▸ **Exercise task**:
Records follow. Pull out every line that contains "JSON".

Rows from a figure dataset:
## start
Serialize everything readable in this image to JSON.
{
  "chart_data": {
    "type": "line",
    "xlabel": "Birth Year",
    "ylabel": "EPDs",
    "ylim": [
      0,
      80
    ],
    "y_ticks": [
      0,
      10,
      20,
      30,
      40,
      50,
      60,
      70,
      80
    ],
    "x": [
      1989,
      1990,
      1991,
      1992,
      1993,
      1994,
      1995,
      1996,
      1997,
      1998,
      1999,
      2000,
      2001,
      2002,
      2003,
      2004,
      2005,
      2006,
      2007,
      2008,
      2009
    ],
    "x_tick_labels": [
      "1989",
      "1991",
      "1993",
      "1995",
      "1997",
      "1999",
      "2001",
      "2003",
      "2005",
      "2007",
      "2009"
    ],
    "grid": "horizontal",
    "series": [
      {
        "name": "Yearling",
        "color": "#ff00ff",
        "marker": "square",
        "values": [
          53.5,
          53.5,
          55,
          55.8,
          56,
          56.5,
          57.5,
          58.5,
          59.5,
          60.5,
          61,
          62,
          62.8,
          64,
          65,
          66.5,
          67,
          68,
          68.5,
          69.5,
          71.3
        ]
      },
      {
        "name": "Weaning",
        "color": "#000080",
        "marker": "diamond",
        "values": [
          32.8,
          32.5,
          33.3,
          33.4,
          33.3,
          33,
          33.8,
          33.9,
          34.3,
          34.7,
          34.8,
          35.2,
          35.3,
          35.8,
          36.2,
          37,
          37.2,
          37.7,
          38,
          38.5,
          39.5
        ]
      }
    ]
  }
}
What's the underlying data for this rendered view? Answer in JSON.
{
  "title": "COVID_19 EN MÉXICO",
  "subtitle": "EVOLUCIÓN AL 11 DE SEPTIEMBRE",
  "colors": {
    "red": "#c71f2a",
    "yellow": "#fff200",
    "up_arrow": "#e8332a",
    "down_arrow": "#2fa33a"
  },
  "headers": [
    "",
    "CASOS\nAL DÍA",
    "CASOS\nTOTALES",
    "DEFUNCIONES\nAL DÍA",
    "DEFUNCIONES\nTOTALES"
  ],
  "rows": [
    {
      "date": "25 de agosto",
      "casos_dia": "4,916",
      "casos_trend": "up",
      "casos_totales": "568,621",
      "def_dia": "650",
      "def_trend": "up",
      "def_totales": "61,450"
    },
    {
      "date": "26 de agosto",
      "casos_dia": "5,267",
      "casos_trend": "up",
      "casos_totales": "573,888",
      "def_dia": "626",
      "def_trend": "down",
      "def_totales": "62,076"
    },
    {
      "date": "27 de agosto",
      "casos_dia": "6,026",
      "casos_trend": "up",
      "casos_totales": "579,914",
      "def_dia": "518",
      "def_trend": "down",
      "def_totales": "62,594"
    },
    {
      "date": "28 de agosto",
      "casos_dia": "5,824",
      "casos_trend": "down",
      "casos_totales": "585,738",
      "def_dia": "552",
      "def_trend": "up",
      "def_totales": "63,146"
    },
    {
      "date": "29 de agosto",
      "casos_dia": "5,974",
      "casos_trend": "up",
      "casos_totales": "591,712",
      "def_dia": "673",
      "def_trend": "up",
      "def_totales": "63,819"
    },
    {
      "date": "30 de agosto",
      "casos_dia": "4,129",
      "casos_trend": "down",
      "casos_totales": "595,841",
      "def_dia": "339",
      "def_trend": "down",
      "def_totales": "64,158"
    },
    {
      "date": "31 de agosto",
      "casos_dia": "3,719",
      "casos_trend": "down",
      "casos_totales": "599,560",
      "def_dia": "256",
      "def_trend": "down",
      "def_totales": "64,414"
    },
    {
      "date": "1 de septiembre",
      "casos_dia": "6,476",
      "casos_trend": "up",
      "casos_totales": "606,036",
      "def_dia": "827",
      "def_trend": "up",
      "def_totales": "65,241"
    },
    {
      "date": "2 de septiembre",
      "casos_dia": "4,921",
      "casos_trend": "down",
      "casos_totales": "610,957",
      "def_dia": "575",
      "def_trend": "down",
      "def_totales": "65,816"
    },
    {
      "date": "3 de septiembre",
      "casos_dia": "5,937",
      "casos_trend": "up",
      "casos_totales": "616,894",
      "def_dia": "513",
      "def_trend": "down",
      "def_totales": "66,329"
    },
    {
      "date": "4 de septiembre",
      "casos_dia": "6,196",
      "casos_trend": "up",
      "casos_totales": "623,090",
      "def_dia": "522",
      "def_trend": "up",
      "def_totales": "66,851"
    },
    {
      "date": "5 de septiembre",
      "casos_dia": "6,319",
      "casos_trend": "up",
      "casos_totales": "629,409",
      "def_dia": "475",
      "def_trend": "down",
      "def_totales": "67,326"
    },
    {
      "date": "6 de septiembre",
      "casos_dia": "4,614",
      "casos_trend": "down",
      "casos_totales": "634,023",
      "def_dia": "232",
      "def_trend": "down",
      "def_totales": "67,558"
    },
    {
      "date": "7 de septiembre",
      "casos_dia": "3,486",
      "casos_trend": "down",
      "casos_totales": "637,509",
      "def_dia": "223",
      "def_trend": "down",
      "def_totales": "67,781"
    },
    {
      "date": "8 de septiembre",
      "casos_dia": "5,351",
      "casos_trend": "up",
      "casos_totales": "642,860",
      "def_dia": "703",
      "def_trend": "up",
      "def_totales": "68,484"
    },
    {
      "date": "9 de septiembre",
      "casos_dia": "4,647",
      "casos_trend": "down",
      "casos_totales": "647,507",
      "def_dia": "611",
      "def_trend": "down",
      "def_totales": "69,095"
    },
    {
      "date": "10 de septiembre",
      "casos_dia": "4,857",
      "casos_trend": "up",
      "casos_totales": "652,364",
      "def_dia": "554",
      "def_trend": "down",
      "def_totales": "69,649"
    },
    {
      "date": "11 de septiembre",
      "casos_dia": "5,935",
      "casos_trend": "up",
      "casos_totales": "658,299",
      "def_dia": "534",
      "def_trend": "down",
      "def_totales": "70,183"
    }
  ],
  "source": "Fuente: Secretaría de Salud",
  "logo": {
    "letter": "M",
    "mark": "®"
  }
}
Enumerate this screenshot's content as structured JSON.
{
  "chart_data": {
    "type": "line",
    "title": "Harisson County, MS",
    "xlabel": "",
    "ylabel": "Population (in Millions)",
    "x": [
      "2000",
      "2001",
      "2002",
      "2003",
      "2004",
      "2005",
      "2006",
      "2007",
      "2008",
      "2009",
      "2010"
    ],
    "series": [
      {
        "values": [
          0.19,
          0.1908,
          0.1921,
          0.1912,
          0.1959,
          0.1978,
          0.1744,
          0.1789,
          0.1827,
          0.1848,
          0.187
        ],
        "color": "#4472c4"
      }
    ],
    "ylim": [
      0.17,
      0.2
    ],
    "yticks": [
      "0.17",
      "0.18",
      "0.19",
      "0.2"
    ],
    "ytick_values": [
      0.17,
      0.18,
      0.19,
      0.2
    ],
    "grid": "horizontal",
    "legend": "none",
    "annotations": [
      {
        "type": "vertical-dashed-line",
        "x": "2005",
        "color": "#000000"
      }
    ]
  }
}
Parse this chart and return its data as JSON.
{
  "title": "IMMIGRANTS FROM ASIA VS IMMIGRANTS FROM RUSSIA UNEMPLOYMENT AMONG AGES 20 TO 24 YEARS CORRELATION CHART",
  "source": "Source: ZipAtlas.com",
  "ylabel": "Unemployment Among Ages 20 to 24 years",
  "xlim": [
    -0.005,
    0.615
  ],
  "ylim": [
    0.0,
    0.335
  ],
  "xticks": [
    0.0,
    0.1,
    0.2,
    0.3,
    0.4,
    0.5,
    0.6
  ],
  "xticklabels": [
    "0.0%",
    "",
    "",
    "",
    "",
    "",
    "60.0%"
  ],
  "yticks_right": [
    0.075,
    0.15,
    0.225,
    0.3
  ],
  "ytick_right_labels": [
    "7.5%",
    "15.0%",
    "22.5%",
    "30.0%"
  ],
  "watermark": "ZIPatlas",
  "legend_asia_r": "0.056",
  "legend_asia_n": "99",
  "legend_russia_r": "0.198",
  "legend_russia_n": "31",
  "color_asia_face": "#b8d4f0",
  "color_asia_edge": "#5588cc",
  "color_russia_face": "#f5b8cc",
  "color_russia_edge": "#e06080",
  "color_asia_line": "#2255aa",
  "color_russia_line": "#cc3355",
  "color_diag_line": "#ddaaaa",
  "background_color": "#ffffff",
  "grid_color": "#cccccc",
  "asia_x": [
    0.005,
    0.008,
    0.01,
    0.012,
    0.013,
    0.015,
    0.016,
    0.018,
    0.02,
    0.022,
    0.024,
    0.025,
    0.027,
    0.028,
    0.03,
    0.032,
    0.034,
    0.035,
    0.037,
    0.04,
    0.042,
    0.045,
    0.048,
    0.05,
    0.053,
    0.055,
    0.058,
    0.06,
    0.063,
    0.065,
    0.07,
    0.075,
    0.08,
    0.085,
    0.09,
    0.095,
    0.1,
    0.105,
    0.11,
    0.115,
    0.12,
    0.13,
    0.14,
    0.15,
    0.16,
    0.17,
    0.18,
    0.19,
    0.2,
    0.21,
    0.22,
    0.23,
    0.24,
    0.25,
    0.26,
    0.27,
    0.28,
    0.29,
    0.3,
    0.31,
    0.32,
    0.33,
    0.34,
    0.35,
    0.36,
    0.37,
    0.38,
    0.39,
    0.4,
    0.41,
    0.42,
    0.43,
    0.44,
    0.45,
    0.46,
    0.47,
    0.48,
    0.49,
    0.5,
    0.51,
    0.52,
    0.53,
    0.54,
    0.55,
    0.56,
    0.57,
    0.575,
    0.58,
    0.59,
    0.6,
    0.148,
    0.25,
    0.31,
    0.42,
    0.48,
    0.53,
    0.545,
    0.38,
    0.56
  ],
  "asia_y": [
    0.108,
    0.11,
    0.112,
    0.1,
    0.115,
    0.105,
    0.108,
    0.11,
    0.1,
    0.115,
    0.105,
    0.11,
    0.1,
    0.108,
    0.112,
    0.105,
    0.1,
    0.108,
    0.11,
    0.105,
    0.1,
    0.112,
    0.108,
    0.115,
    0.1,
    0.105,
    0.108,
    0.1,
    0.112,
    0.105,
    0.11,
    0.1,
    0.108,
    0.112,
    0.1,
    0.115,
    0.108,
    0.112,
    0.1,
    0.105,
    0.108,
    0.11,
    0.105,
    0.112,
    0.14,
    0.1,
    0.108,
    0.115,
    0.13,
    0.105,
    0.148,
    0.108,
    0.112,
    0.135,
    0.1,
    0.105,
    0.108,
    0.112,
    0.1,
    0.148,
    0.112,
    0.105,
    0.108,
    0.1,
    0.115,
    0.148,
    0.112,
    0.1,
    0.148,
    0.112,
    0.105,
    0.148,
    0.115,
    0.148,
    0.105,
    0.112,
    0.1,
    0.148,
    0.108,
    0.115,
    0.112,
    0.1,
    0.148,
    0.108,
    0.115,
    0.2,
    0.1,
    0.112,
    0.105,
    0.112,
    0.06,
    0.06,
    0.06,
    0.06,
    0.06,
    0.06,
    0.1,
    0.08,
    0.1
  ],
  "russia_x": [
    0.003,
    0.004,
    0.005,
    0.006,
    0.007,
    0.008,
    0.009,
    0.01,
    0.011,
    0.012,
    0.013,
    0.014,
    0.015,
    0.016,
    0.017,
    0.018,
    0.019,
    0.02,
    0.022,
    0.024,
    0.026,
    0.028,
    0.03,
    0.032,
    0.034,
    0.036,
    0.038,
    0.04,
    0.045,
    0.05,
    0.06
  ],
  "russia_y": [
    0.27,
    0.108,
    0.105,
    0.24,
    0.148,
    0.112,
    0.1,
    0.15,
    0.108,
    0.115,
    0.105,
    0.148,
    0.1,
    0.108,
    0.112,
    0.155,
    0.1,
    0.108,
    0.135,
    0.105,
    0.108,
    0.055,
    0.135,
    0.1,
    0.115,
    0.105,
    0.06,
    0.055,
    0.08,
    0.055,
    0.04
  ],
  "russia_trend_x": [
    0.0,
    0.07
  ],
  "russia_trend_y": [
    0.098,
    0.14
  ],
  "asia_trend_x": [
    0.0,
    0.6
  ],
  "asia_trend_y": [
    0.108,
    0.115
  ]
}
## end
▸ **Task answer**:
Serialize everything readable in this image to JSON.
What's the underlying data for this rendered view? Answer in JSON.
Enumerate this screenshot's content as structured JSON.
Parse this chart and return its data as JSON.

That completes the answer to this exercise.